> **REQUIRED TASK**
Give all the lines below again, exactly, with no pictures.

-- start of DATASET ENTRIES --

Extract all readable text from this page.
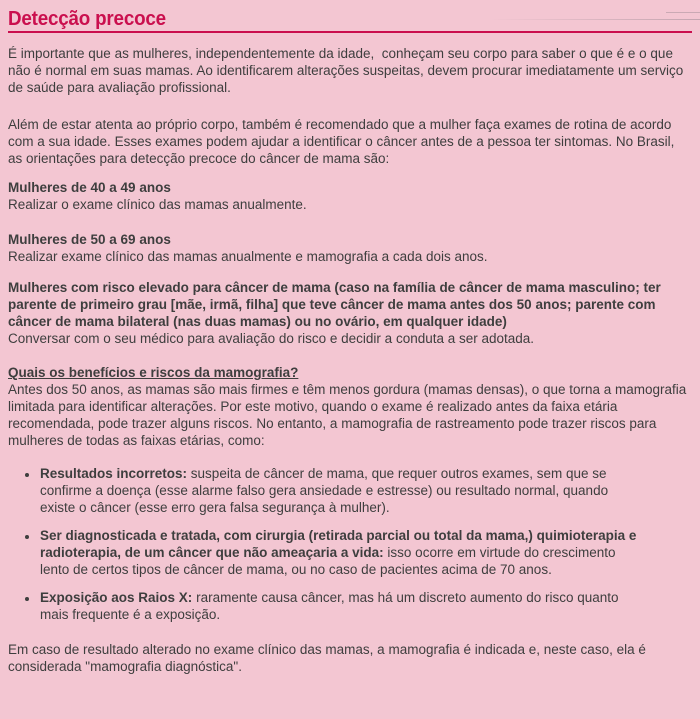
Detecção precoce

É importante que as mulheres, independentemente da idade,  conheçam seu corpo para saber o que é e o que não é normal em suas mamas. Ao identificarem alterações suspeitas, devem procurar imediatamente um serviço de saúde para avaliação profissional.

Além de estar atenta ao próprio corpo, também é recomendado que a mulher faça exames de rotina de acordo com a sua idade. Esses exames podem ajudar a identificar o câncer antes de a pessoa ter sintomas. No Brasil, as orientações para detecção precoce do câncer de mama são:

Mulheres de 40 a 49 anos

Realizar o exame clínico das mamas anualmente.

Mulheres de 50 a 69 anos

Realizar exame clínico das mamas anualmente e mamografia a cada dois anos.

Mulheres com risco elevado para câncer de mama (caso na família de câncer de mama masculino; ter parente de primeiro grau [mãe, irmã, filha] que teve câncer de mama antes dos 50 anos; parente com câncer de mama bilateral (nas duas mamas) ou no ovário, em qualquer idade)

Conversar com o seu médico para avaliação do risco e decidir a conduta a ser adotada.

Quais os benefícios e riscos da mamografia?

Antes dos 50 anos, as mamas são mais firmes e têm menos gordura (mamas densas), o que torna a mamografia limitada para identificar alterações. Por este motivo, quando o exame é realizado antes da faixa etária recomendada, pode trazer alguns riscos. No entanto, a mamografia de rastreamento pode trazer riscos para mulheres de todas as faixas etárias, como:

• Resultados incorretos: suspeita de câncer de mama, que requer outros exames, sem que se confirme a doença (esse alarme falso gera ansiedade e estresse) ou resultado normal, quando existe o câncer (esse erro gera falsa segurança à mulher).
• Ser diagnosticada e tratada, com cirurgia (retirada parcial ou total da mama,) quimioterapia e radioterapia, de um câncer que não ameaçaria a vida: isso ocorre em virtude do crescimento lento de certos tipos de câncer de mama, ou no caso de pacientes acima de 70 anos.
• Exposição aos Raios X: raramente causa câncer, mas há um discreto aumento do risco quanto mais frequente é a exposição.

Em caso de resultado alterado no exame clínico das mamas, a mamografia é indicada e, neste caso, ela é considerada "mamografia diagnóstica".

-- end of DATASET ENTRIES --

> **EXERCISE RESPONSE**
Extract all readable text from this page.
Detecção precoce

É importante que as mulheres, independentemente da idade,  conheçam seu corpo para saber o que é e o que não é normal em suas mamas. Ao identificarem alterações suspeitas, devem procurar imediatamente um serviço de saúde para avaliação profissional.

Além de estar atenta ao próprio corpo, também é recomendado que a mulher faça exames de rotina de acordo com a sua idade. Esses exames podem ajudar a identificar o câncer antes de a pessoa ter sintomas. No Brasil, as orientações para detecção precoce do câncer de mama são:

Mulheres de 40 a 49 anos

Realizar o exame clínico das mamas anualmente.

Mulheres de 50 a 69 anos

Realizar exame clínico das mamas anualmente e mamografia a cada dois anos.

Mulheres com risco elevado para câncer de mama (caso na família de câncer de mama masculino; ter parente de primeiro grau [mãe, irmã, filha] que teve câncer de mama antes dos 50 anos; parente com câncer de mama bilateral (nas duas mamas) ou no ovário, em qualquer idade)

Conversar com o seu médico para avaliação do risco e decidir a conduta a ser adotada.

Quais os benefícios e riscos da mamografia?

Antes dos 50 anos, as mamas são mais firmes e têm menos gordura (mamas densas), o que torna a mamografia limitada para identificar alterações. Por este motivo, quando o exame é realizado antes da faixa etária recomendada, pode trazer alguns riscos. No entanto, a mamografia de rastreamento pode trazer riscos para mulheres de todas as faixas etárias, como:

• Resultados incorretos: suspeita de câncer de mama, que requer outros exames, sem que se confirme a doença (esse alarme falso gera ansiedade e estresse) ou resultado normal, quando existe o câncer (esse erro gera falsa segurança à mulher).
• Ser diagnosticada e tratada, com cirurgia (retirada parcial ou total da mama,) quimioterapia e radioterapia, de um câncer que não ameaçaria a vida: isso ocorre em virtude do crescimento lento de certos tipos de câncer de mama, ou no caso de pacientes acima de 70 anos.
• Exposição aos Raios X: raramente causa câncer, mas há um discreto aumento do risco quanto mais frequente é a exposição.

Em caso de resultado alterado no exame clínico das mamas, a mamografia é indicada e, neste caso, ela é considerada "mamografia diagnóstica".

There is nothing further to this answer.